> _ENTRIES PROVIDED_:
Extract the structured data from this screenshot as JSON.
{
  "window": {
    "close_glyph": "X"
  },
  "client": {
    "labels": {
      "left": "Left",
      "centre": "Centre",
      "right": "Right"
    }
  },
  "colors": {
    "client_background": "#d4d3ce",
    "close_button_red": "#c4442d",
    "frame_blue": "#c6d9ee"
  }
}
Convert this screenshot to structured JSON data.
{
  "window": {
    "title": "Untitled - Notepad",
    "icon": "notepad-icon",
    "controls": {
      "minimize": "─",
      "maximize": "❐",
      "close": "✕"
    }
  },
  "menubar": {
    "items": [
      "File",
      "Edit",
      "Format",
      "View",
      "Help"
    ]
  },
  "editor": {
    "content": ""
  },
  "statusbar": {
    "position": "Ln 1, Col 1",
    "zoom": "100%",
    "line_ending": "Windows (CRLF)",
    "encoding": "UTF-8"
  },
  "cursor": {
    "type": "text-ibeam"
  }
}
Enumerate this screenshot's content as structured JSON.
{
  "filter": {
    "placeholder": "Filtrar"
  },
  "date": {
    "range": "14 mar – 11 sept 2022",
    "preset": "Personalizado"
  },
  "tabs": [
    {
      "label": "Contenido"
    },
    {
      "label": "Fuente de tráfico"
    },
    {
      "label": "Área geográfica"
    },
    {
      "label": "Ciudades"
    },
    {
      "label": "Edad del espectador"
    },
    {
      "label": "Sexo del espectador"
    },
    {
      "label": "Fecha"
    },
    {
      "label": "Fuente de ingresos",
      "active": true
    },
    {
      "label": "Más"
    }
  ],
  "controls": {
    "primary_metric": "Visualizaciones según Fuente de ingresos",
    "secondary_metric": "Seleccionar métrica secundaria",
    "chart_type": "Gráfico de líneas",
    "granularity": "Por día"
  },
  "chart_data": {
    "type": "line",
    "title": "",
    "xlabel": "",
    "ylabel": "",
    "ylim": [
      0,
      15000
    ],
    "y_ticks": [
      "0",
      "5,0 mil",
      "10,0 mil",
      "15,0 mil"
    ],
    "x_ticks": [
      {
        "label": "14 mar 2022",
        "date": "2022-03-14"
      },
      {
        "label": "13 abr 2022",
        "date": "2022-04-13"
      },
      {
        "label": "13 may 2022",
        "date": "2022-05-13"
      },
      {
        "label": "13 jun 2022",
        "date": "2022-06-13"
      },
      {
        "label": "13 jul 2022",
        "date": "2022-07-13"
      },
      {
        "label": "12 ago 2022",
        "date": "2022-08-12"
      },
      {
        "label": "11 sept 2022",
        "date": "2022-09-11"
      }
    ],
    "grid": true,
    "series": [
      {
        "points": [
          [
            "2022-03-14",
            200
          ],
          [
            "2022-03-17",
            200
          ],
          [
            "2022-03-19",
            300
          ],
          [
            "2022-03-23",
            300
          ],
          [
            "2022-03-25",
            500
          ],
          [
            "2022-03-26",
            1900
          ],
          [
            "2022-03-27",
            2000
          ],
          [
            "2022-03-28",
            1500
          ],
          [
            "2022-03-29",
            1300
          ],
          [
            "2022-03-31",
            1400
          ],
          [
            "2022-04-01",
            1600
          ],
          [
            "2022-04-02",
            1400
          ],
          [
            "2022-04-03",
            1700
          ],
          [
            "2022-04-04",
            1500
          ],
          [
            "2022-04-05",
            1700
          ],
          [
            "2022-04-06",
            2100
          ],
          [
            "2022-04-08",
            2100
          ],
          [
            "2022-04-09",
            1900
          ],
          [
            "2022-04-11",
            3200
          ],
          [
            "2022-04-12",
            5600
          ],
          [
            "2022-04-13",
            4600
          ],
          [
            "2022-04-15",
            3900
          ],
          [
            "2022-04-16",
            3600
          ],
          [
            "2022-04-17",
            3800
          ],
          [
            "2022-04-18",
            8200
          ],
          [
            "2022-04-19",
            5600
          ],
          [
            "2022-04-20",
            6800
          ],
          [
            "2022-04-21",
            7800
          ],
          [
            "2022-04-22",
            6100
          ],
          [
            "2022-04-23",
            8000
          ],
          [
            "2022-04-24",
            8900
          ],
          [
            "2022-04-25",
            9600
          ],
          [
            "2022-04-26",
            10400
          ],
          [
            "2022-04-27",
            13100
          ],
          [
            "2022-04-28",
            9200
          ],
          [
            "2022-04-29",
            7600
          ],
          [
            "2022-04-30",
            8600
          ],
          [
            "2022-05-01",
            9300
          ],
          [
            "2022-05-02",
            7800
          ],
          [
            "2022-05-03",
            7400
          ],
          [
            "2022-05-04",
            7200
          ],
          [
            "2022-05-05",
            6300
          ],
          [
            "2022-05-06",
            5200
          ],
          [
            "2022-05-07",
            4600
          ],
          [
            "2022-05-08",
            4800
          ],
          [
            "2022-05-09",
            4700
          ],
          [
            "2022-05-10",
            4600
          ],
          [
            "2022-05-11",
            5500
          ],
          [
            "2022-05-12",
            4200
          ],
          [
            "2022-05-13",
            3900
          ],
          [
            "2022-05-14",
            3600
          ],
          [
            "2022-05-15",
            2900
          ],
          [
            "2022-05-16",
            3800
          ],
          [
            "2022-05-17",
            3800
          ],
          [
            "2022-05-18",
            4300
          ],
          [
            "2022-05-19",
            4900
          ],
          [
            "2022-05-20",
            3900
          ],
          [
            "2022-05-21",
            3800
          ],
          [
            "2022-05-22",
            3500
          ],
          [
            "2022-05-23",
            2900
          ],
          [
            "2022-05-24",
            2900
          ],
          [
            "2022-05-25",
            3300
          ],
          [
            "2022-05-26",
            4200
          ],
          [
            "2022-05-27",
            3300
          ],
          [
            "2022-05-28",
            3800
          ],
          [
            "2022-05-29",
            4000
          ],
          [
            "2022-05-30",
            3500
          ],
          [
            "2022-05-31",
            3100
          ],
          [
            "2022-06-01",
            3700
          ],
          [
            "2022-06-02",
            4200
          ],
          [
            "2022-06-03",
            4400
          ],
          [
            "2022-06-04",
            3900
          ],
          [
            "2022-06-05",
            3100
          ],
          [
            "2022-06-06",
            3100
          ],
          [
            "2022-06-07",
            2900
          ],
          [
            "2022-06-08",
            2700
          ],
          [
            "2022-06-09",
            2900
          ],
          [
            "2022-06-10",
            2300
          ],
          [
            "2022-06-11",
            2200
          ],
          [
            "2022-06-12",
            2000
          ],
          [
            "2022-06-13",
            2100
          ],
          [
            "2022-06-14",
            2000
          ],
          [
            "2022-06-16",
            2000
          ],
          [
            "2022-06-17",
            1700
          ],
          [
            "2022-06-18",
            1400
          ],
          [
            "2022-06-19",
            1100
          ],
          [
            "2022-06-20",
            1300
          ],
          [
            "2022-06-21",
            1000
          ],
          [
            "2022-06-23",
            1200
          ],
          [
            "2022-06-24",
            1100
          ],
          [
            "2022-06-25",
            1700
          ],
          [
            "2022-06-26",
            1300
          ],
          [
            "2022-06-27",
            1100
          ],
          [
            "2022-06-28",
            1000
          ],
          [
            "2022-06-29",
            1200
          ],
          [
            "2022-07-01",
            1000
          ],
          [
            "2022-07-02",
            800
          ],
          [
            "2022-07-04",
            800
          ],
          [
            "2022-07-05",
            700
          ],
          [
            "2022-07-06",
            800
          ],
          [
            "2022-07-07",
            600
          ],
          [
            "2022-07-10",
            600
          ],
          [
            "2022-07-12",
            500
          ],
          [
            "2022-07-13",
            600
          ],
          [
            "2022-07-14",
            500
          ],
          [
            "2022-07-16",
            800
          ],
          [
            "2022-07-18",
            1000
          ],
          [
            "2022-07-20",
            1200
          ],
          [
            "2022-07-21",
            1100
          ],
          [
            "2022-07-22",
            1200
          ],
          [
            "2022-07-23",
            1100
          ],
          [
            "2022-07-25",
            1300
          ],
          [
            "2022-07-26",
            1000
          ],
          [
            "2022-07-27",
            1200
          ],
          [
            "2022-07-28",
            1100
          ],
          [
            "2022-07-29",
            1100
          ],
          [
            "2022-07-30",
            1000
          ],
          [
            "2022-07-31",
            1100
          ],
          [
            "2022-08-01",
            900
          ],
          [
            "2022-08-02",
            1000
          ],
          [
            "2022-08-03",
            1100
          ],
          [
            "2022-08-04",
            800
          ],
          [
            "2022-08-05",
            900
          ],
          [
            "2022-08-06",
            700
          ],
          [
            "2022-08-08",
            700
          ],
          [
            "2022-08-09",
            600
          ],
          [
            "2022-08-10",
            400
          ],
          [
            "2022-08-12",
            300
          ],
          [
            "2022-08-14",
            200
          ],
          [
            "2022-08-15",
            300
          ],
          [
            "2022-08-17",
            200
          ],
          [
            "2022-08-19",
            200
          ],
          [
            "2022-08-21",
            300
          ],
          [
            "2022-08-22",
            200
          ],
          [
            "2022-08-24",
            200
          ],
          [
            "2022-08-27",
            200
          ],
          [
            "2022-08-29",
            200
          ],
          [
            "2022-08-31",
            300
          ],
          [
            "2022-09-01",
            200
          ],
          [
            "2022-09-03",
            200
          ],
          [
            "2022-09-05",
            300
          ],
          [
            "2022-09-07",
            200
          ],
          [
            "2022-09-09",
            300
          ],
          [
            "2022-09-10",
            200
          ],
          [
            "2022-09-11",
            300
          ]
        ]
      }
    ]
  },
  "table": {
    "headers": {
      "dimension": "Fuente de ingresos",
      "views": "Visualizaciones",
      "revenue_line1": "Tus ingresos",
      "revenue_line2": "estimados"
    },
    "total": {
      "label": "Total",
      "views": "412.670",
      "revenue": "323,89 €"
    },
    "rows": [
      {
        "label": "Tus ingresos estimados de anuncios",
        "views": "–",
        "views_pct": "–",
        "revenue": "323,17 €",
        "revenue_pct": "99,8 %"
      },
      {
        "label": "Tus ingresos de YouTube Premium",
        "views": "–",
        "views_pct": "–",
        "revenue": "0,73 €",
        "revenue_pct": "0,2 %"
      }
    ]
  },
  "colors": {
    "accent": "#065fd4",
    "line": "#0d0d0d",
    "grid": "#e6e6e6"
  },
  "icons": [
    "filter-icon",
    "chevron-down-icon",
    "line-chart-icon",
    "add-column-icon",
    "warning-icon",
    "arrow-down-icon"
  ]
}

> _WRITTEN PROBLEM_: Of the lines in the entries above, how many include "JSON"? Only the number should be given.

> _WORKED ANSWER_: 3